Task instructions. Select from the records below every line that has the word "ymax" in it.

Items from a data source
- - - - -

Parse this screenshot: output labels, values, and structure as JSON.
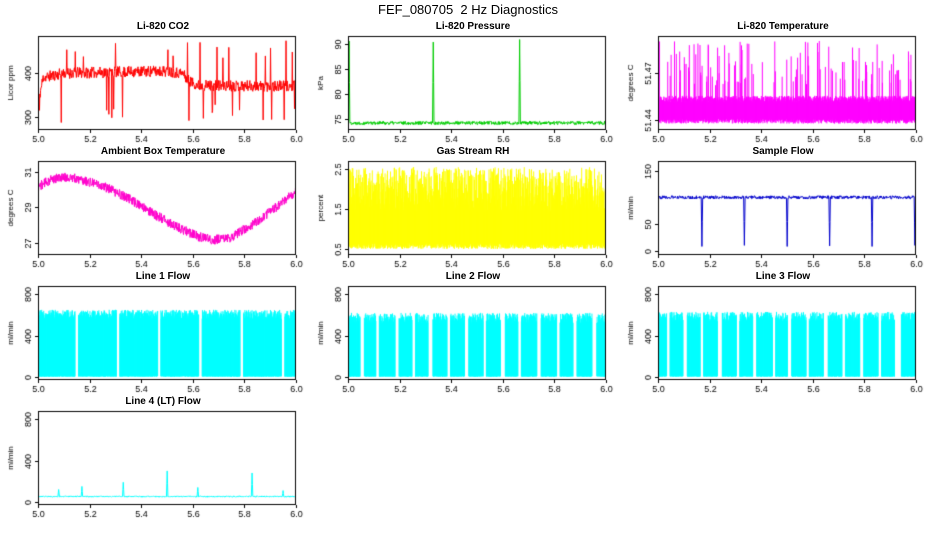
{
  "page": {
    "title": "FEF_080705  2 Hz Diagnostics"
  },
  "chart_data": {
    "note": "ten 2 Hz diagnostic time-series panels, x axis is decimal hour 5.0-6.0 on all panels",
    "panels": "see plots"
  },
  "plots": [
    {
      "title": "Li-820 CO2",
      "ylabel": "Licor ppm",
      "color": "#ff0000",
      "xlim": [
        5.0,
        6.0
      ],
      "xticks": [
        5.0,
        5.2,
        5.4,
        5.6,
        5.8,
        6.0
      ],
      "xtick_labels": [
        "5.0",
        "5.2",
        "5.4",
        "5.6",
        "5.8",
        "6.0"
      ],
      "ylim": [
        270,
        485
      ],
      "yticks": [
        300,
        400
      ],
      "ytick_labels": [
        "300",
        "400"
      ],
      "series": {
        "kind": "line",
        "seed": 11,
        "n": 700,
        "noise": 13,
        "base": [
          [
            5.0,
            330
          ],
          [
            5.02,
            390
          ],
          [
            5.1,
            400
          ],
          [
            5.5,
            405
          ],
          [
            5.56,
            400
          ],
          [
            5.58,
            385
          ],
          [
            5.62,
            372
          ],
          [
            6.0,
            370
          ]
        ],
        "rand_spikes": [
          {
            "count": 20,
            "min": 285,
            "max": 330
          },
          {
            "count": 16,
            "min": 435,
            "max": 475
          }
        ],
        "spikes": []
      }
    },
    {
      "title": "Li-820 Pressure",
      "ylabel": "kPa",
      "color": "#00cc00",
      "xlim": [
        5.0,
        6.0
      ],
      "xticks": [
        5.0,
        5.2,
        5.4,
        5.6,
        5.8,
        6.0
      ],
      "xtick_labels": [
        "5.0",
        "5.2",
        "5.4",
        "5.6",
        "5.8",
        "6.0"
      ],
      "ylim": [
        72.8,
        91.5
      ],
      "yticks": [
        75,
        80,
        85,
        90
      ],
      "ytick_labels": [
        "75",
        "80",
        "85",
        "90"
      ],
      "series": {
        "kind": "line",
        "seed": 22,
        "n": 700,
        "noise": 0.35,
        "base": [
          [
            5.0,
            74.2
          ],
          [
            6.0,
            74.2
          ]
        ],
        "rand_spikes": [],
        "spikes": [
          {
            "x": 5.005,
            "y": 90.5
          },
          {
            "x": 5.33,
            "y": 90.3
          },
          {
            "x": 5.665,
            "y": 90.8
          }
        ]
      }
    },
    {
      "title": "Li-820 Temperature",
      "ylabel": "degrees C",
      "color": "#ff00ff",
      "xlim": [
        5.0,
        6.0
      ],
      "xticks": [
        5.0,
        5.2,
        5.4,
        5.6,
        5.8,
        6.0
      ],
      "xtick_labels": [
        "5.0",
        "5.2",
        "5.4",
        "5.6",
        "5.8",
        "6.0"
      ],
      "ylim": [
        51.434,
        51.493
      ],
      "yticks": [
        51.44,
        51.47
      ],
      "ytick_labels": [
        "51.44",
        "51.47"
      ],
      "series": {
        "kind": "band",
        "seed": 33,
        "n": 800,
        "ymin": 51.438,
        "ymax": 51.4555,
        "jitter_bot": 0.003,
        "jitter_top": 0.004,
        "gaps": [],
        "spike_count": 120,
        "spike_from": 51.452,
        "spike_min": 51.462,
        "spike_max": 51.49
      }
    },
    {
      "title": "Ambient Box Temperature",
      "ylabel": "degrees C",
      "color": "#ff00cc",
      "xlim": [
        5.0,
        6.0
      ],
      "xticks": [
        5.0,
        5.2,
        5.4,
        5.6,
        5.8,
        6.0
      ],
      "xtick_labels": [
        "5.0",
        "5.2",
        "5.4",
        "5.6",
        "5.8",
        "6.0"
      ],
      "ylim": [
        26.3,
        31.6
      ],
      "yticks": [
        27,
        29,
        31
      ],
      "ytick_labels": [
        "27",
        "29",
        "31"
      ],
      "series": {
        "kind": "line",
        "seed": 44,
        "n": 900,
        "noise": 0.27,
        "base": [
          [
            5.0,
            30.15
          ],
          [
            5.05,
            30.55
          ],
          [
            5.1,
            30.7
          ],
          [
            5.15,
            30.6
          ],
          [
            5.25,
            30.2
          ],
          [
            5.35,
            29.5
          ],
          [
            5.45,
            28.6
          ],
          [
            5.55,
            27.8
          ],
          [
            5.62,
            27.35
          ],
          [
            5.68,
            27.15
          ],
          [
            5.75,
            27.3
          ],
          [
            5.85,
            28.2
          ],
          [
            5.95,
            29.3
          ],
          [
            6.0,
            29.85
          ]
        ],
        "rand_spikes": [],
        "spikes": []
      }
    },
    {
      "title": "Gas Stream RH",
      "ylabel": "percent",
      "color": "#ffff00",
      "xlim": [
        5.0,
        6.0
      ],
      "xticks": [
        5.0,
        5.2,
        5.4,
        5.6,
        5.8,
        6.0
      ],
      "xtick_labels": [
        "5.0",
        "5.2",
        "5.4",
        "5.6",
        "5.8",
        "6.0"
      ],
      "ylim": [
        0.35,
        2.7
      ],
      "yticks": [
        0.5,
        1.5,
        2.5
      ],
      "ytick_labels": [
        "0.5",
        "1.5",
        "2.5"
      ],
      "series": {
        "kind": "band",
        "seed": 55,
        "n": 850,
        "ymin": 0.5,
        "ymax": 2.55,
        "jitter_bot": 0.15,
        "jitter_top": 1.1,
        "gaps": [],
        "spike_count": 0,
        "spike_from": 0,
        "spike_min": 0,
        "spike_max": 0
      }
    },
    {
      "title": "Sample Flow",
      "ylabel": "ml/min",
      "color": "#0000cc",
      "xlim": [
        5.0,
        6.0
      ],
      "xticks": [
        5.0,
        5.2,
        5.4,
        5.6,
        5.8,
        6.0
      ],
      "xtick_labels": [
        "5.0",
        "5.2",
        "5.4",
        "5.6",
        "5.8",
        "6.0"
      ],
      "ylim": [
        -8,
        168
      ],
      "yticks": [
        0,
        50,
        150
      ],
      "ytick_labels": [
        "0",
        "50",
        "150"
      ],
      "series": {
        "kind": "line",
        "seed": 66,
        "n": 700,
        "noise": 3,
        "base": [
          [
            5.0,
            100
          ],
          [
            6.0,
            100
          ]
        ],
        "rand_spikes": [],
        "spikes": [
          {
            "x": 5.17,
            "y": 8
          },
          {
            "x": 5.335,
            "y": 10
          },
          {
            "x": 5.5,
            "y": 8
          },
          {
            "x": 5.665,
            "y": 9
          },
          {
            "x": 5.83,
            "y": 8
          },
          {
            "x": 5.995,
            "y": 10
          }
        ]
      }
    },
    {
      "title": "Line 1 Flow",
      "ylabel": "ml/min",
      "color": "#00ffff",
      "xlim": [
        5.0,
        6.0
      ],
      "xticks": [
        5.0,
        5.2,
        5.4,
        5.6,
        5.8,
        6.0
      ],
      "xtick_labels": [
        "5.0",
        "5.2",
        "5.4",
        "5.6",
        "5.8",
        "6.0"
      ],
      "ylim": [
        -30,
        880
      ],
      "yticks": [
        0,
        400,
        800
      ],
      "ytick_labels": [
        "0",
        "400",
        "800"
      ],
      "series": {
        "kind": "band",
        "seed": 77,
        "n": 900,
        "ymin": 2,
        "ymax": 650,
        "jitter_bot": 6,
        "jitter_top": 90,
        "gaps": [
          [
            5.15,
            0.012
          ],
          [
            5.31,
            0.012
          ],
          [
            5.47,
            0.012
          ],
          [
            5.63,
            0.012
          ],
          [
            5.79,
            0.012
          ],
          [
            5.95,
            0.012
          ]
        ],
        "spike_count": 0,
        "spike_from": 0,
        "spike_min": 0,
        "spike_max": 0
      }
    },
    {
      "title": "Line 2 Flow",
      "ylabel": "ml/min",
      "color": "#00ffff",
      "xlim": [
        5.0,
        6.0
      ],
      "xticks": [
        5.0,
        5.2,
        5.4,
        5.6,
        5.8,
        6.0
      ],
      "xtick_labels": [
        "5.0",
        "5.2",
        "5.4",
        "5.6",
        "5.8",
        "6.0"
      ],
      "ylim": [
        -30,
        880
      ],
      "yticks": [
        0,
        400,
        800
      ],
      "ytick_labels": [
        "0",
        "400",
        "800"
      ],
      "series": {
        "kind": "band",
        "seed": 88,
        "n": 900,
        "ymin": 2,
        "ymax": 620,
        "jitter_bot": 6,
        "jitter_top": 100,
        "gaps": [
          [
            5.055,
            0.015
          ],
          [
            5.115,
            0.012
          ],
          [
            5.19,
            0.015
          ],
          [
            5.255,
            0.012
          ],
          [
            5.32,
            0.018
          ],
          [
            5.39,
            0.012
          ],
          [
            5.46,
            0.015
          ],
          [
            5.53,
            0.012
          ],
          [
            5.6,
            0.018
          ],
          [
            5.665,
            0.012
          ],
          [
            5.74,
            0.015
          ],
          [
            5.815,
            0.012
          ],
          [
            5.88,
            0.015
          ],
          [
            5.955,
            0.018
          ]
        ],
        "spike_count": 0,
        "spike_from": 0,
        "spike_min": 0,
        "spike_max": 0
      }
    },
    {
      "title": "Line 3 Flow",
      "ylabel": "ml/min",
      "color": "#00ffff",
      "xlim": [
        5.0,
        6.0
      ],
      "xticks": [
        5.0,
        5.2,
        5.4,
        5.6,
        5.8,
        6.0
      ],
      "xtick_labels": [
        "5.0",
        "5.2",
        "5.4",
        "5.6",
        "5.8",
        "6.0"
      ],
      "ylim": [
        -30,
        880
      ],
      "yticks": [
        0,
        400,
        800
      ],
      "ytick_labels": [
        "0",
        "400",
        "800"
      ],
      "series": {
        "kind": "band",
        "seed": 99,
        "n": 900,
        "ymin": 2,
        "ymax": 630,
        "jitter_bot": 6,
        "jitter_top": 95,
        "gaps": [
          [
            5.04,
            0.012
          ],
          [
            5.105,
            0.015
          ],
          [
            5.17,
            0.012
          ],
          [
            5.24,
            0.018
          ],
          [
            5.31,
            0.012
          ],
          [
            5.375,
            0.015
          ],
          [
            5.45,
            0.012
          ],
          [
            5.51,
            0.015
          ],
          [
            5.58,
            0.012
          ],
          [
            5.65,
            0.018
          ],
          [
            5.72,
            0.012
          ],
          [
            5.79,
            0.015
          ],
          [
            5.86,
            0.012
          ],
          [
            5.93,
            0.025
          ]
        ],
        "spike_count": 0,
        "spike_from": 0,
        "spike_min": 0,
        "spike_max": 0
      }
    },
    {
      "title": "Line 4 (LT) Flow",
      "ylabel": "ml/min",
      "color": "#00ffff",
      "xlim": [
        5.0,
        6.0
      ],
      "xticks": [
        5.0,
        5.2,
        5.4,
        5.6,
        5.8,
        6.0
      ],
      "xtick_labels": [
        "5.0",
        "5.2",
        "5.4",
        "5.6",
        "5.8",
        "6.0"
      ],
      "ylim": [
        -30,
        880
      ],
      "yticks": [
        0,
        400,
        800
      ],
      "ytick_labels": [
        "0",
        "400",
        "800"
      ],
      "series": {
        "kind": "line",
        "seed": 110,
        "n": 700,
        "noise": 6,
        "base": [
          [
            5.0,
            52
          ],
          [
            6.0,
            52
          ]
        ],
        "rand_spikes": [],
        "spikes": [
          {
            "x": 5.08,
            "y": 120
          },
          {
            "x": 5.17,
            "y": 150
          },
          {
            "x": 5.33,
            "y": 190
          },
          {
            "x": 5.5,
            "y": 300
          },
          {
            "x": 5.62,
            "y": 140
          },
          {
            "x": 5.83,
            "y": 280
          },
          {
            "x": 5.95,
            "y": 110
          }
        ]
      }
    }
  ]
}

- - - - -

Answer in full.
        "ymax": 51.4555,
        "ymax": 2.55,
        "ymax": 650,
        "ymax": 620,
        "ymax": 630,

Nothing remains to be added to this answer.